YOUR TASK -
Repeat the full listing, word for word.

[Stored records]
....................
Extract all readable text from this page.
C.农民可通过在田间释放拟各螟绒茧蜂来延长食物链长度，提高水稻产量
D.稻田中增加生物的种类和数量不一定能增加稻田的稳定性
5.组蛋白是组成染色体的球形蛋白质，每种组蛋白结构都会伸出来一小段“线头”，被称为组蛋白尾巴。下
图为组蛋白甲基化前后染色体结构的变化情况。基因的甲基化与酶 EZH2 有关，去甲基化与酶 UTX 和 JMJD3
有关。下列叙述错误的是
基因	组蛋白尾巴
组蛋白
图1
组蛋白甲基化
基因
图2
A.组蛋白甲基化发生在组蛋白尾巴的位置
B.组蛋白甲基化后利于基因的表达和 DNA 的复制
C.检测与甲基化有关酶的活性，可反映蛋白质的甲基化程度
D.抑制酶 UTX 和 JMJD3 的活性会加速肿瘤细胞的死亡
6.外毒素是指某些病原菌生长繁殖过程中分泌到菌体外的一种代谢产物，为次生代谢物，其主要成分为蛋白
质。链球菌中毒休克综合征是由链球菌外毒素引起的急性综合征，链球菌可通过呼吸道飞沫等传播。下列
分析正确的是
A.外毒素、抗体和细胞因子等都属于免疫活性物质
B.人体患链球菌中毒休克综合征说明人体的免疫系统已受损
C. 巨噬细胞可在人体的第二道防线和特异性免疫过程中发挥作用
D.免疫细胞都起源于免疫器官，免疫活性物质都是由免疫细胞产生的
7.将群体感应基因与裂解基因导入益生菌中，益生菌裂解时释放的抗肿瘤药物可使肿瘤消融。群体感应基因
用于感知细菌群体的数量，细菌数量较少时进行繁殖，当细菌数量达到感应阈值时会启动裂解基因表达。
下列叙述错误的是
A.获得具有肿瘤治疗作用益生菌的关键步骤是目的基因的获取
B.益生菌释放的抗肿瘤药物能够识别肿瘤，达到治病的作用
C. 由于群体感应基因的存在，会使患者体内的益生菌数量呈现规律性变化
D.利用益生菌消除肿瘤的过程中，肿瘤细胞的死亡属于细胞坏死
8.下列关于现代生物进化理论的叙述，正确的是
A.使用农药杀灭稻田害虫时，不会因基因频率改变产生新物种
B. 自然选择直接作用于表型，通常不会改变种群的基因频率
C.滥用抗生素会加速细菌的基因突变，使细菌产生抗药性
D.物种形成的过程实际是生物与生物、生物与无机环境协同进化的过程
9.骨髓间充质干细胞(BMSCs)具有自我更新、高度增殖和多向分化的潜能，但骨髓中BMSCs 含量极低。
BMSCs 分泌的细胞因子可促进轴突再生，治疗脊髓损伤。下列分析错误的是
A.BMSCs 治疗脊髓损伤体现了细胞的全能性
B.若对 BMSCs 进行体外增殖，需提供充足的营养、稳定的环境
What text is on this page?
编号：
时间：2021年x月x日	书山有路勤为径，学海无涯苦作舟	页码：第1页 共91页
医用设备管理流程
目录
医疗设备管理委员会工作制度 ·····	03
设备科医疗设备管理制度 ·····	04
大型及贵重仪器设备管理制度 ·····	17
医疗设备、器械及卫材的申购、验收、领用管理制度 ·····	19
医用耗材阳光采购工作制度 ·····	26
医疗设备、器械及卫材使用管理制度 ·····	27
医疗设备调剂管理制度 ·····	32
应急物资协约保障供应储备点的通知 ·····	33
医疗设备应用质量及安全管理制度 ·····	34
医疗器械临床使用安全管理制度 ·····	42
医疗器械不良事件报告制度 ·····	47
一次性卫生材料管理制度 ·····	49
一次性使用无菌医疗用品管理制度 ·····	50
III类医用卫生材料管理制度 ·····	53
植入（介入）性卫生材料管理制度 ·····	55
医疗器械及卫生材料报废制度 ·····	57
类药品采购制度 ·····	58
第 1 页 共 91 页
....................
RESULT -
Extract all readable text from this page.
C.农民可通过在田间释放拟各螟绒茧蜂来延长食物链长度，提高水稻产量
D.稻田中增加生物的种类和数量不一定能增加稻田的稳定性
5.组蛋白是组成染色体的球形蛋白质，每种组蛋白结构都会伸出来一小段“线头”，被称为组蛋白尾巴。下
图为组蛋白甲基化前后染色体结构的变化情况。基因的甲基化与酶 EZH2 有关，去甲基化与酶 UTX 和 JMJD3
有关。下列叙述错误的是
基因	组蛋白尾巴
组蛋白
图1
组蛋白甲基化
基因
图2
A.组蛋白甲基化发生在组蛋白尾巴的位置
B.组蛋白甲基化后利于基因的表达和 DNA 的复制
C.检测与甲基化有关酶的活性，可反映蛋白质的甲基化程度
D.抑制酶 UTX 和 JMJD3 的活性会加速肿瘤细胞的死亡
6.外毒素是指某些病原菌生长繁殖过程中分泌到菌体外的一种代谢产物，为次生代谢物，其主要成分为蛋白
质。链球菌中毒休克综合征是由链球菌外毒素引起的急性综合征，链球菌可通过呼吸道飞沫等传播。下列
分析正确的是
A.外毒素、抗体和细胞因子等都属于免疫活性物质
B.人体患链球菌中毒休克综合征说明人体的免疫系统已受损
C. 巨噬细胞可在人体的第二道防线和特异性免疫过程中发挥作用
D.免疫细胞都起源于免疫器官，免疫活性物质都是由免疫细胞产生的
7.将群体感应基因与裂解基因导入益生菌中，益生菌裂解时释放的抗肿瘤药物可使肿瘤消融。群体感应基因
用于感知细菌群体的数量，细菌数量较少时进行繁殖，当细菌数量达到感应阈值时会启动裂解基因表达。
下列叙述错误的是
A.获得具有肿瘤治疗作用益生菌的关键步骤是目的基因的获取
B.益生菌释放的抗肿瘤药物能够识别肿瘤，达到治病的作用
C. 由于群体感应基因的存在，会使患者体内的益生菌数量呈现规律性变化
D.利用益生菌消除肿瘤的过程中，肿瘤细胞的死亡属于细胞坏死
8.下列关于现代生物进化理论的叙述，正确的是
A.使用农药杀灭稻田害虫时，不会因基因频率改变产生新物种
B. 自然选择直接作用于表型，通常不会改变种群的基因频率
C.滥用抗生素会加速细菌的基因突变，使细菌产生抗药性
D.物种形成的过程实际是生物与生物、生物与无机环境协同进化的过程
9.骨髓间充质干细胞(BMSCs)具有自我更新、高度增殖和多向分化的潜能，但骨髓中BMSCs 含量极低。
BMSCs 分泌的细胞因子可促进轴突再生，治疗脊髓损伤。下列分析错误的是
A.BMSCs 治疗脊髓损伤体现了细胞的全能性
B.若对 BMSCs 进行体外增殖，需提供充足的营养、稳定的环境
What text is on this page?
编号：
时间：2021年x月x日	书山有路勤为径，学海无涯苦作舟	页码：第1页 共91页
医用设备管理流程
目录
医疗设备管理委员会工作制度 ·····	03
设备科医疗设备管理制度 ·····	04
大型及贵重仪器设备管理制度 ·····	17
医疗设备、器械及卫材的申购、验收、领用管理制度 ·····	19
医用耗材阳光采购工作制度 ·····	26
医疗设备、器械及卫材使用管理制度 ·····	27
医疗设备调剂管理制度 ·····	32
应急物资协约保障供应储备点的通知 ·····	33
医疗设备应用质量及安全管理制度 ·····	34
医疗器械临床使用安全管理制度 ·····	42
医疗器械不良事件报告制度 ·····	47
一次性卫生材料管理制度 ·····	49
一次性使用无菌医疗用品管理制度 ·····	50
III类医用卫生材料管理制度 ·····	53
植入（介入）性卫生材料管理制度 ·····	55
医疗器械及卫生材料报废制度 ·····	57
类药品采购制度 ·····	58
第 1 页 共 91 页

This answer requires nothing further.